- DATA FOR THIS EXERCISE:
§ §
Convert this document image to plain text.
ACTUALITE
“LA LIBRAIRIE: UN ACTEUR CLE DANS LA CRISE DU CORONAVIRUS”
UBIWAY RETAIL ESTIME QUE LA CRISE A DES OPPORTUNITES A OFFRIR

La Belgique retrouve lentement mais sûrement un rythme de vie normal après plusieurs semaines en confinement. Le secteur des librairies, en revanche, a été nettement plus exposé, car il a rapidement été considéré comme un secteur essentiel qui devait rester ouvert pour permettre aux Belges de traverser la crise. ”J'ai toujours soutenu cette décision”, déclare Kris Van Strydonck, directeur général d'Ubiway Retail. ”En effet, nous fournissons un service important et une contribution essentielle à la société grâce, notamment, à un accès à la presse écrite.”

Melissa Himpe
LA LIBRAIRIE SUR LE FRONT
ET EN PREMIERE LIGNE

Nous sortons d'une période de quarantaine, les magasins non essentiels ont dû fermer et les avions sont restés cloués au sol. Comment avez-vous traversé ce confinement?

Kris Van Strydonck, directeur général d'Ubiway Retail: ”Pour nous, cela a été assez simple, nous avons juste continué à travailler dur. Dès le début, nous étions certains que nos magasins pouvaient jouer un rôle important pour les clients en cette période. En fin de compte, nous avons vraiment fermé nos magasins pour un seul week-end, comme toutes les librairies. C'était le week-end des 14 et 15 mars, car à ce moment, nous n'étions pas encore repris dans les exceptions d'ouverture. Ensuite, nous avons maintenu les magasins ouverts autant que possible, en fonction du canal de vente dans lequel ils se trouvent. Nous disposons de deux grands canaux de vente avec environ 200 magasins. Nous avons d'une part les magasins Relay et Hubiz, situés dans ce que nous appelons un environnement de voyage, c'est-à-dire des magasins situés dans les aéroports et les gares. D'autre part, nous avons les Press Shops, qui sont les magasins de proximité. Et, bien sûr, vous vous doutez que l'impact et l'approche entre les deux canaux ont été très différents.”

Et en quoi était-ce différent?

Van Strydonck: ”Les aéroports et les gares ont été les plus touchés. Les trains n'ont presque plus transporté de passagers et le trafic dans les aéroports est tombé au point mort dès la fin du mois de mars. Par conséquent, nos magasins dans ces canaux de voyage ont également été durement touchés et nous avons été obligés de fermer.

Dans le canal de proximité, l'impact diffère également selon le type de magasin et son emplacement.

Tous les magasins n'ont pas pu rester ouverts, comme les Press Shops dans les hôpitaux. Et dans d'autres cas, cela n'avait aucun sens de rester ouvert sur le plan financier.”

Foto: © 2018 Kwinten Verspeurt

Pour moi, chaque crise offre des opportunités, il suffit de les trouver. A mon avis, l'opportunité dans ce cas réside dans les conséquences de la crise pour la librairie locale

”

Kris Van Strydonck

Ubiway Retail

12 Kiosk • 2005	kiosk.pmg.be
§ §
- WORK TASK: All of the data, start to finish: please output it exactly.

- OUTPUT FOR THIS TASK:
Convert this document image to plain text.
ACTUALITE
“LA LIBRAIRIE: UN ACTEUR CLE DANS LA CRISE DU CORONAVIRUS”
UBIWAY RETAIL ESTIME QUE LA CRISE A DES OPPORTUNITES A OFFRIR

La Belgique retrouve lentement mais sûrement un rythme de vie normal après plusieurs semaines en confinement. Le secteur des librairies, en revanche, a été nettement plus exposé, car il a rapidement été considéré comme un secteur essentiel qui devait rester ouvert pour permettre aux Belges de traverser la crise. ”J'ai toujours soutenu cette décision”, déclare Kris Van Strydonck, directeur général d'Ubiway Retail. ”En effet, nous fournissons un service important et une contribution essentielle à la société grâce, notamment, à un accès à la presse écrite.”

Melissa Himpe
LA LIBRAIRIE SUR LE FRONT
ET EN PREMIERE LIGNE

Nous sortons d'une période de quarantaine, les magasins non essentiels ont dû fermer et les avions sont restés cloués au sol. Comment avez-vous traversé ce confinement?

Kris Van Strydonck, directeur général d'Ubiway Retail: ”Pour nous, cela a été assez simple, nous avons juste continué à travailler dur. Dès le début, nous étions certains que nos magasins pouvaient jouer un rôle important pour les clients en cette période. En fin de compte, nous avons vraiment fermé nos magasins pour un seul week-end, comme toutes les librairies. C'était le week-end des 14 et 15 mars, car à ce moment, nous n'étions pas encore repris dans les exceptions d'ouverture. Ensuite, nous avons maintenu les magasins ouverts autant que possible, en fonction du canal de vente dans lequel ils se trouvent. Nous disposons de deux grands canaux de vente avec environ 200 magasins. Nous avons d'une part les magasins Relay et Hubiz, situés dans ce que nous appelons un environnement de voyage, c'est-à-dire des magasins situés dans les aéroports et les gares. D'autre part, nous avons les Press Shops, qui sont les magasins de proximité. Et, bien sûr, vous vous doutez que l'impact et l'approche entre les deux canaux ont été très différents.”

Et en quoi était-ce différent?

Van Strydonck: ”Les aéroports et les gares ont été les plus touchés. Les trains n'ont presque plus transporté de passagers et le trafic dans les aéroports est tombé au point mort dès la fin du mois de mars. Par conséquent, nos magasins dans ces canaux de voyage ont également été durement touchés et nous avons été obligés de fermer.

Dans le canal de proximité, l'impact diffère également selon le type de magasin et son emplacement.

Tous les magasins n'ont pas pu rester ouverts, comme les Press Shops dans les hôpitaux. Et dans d'autres cas, cela n'avait aucun sens de rester ouvert sur le plan financier.”

Foto: © 2018 Kwinten Verspeurt

Pour moi, chaque crise offre des opportunités, il suffit de les trouver. A mon avis, l'opportunité dans ce cas réside dans les conséquences de la crise pour la librairie locale

”

Kris Van Strydonck

Ubiway Retail

12 Kiosk • 2005	kiosk.pmg.be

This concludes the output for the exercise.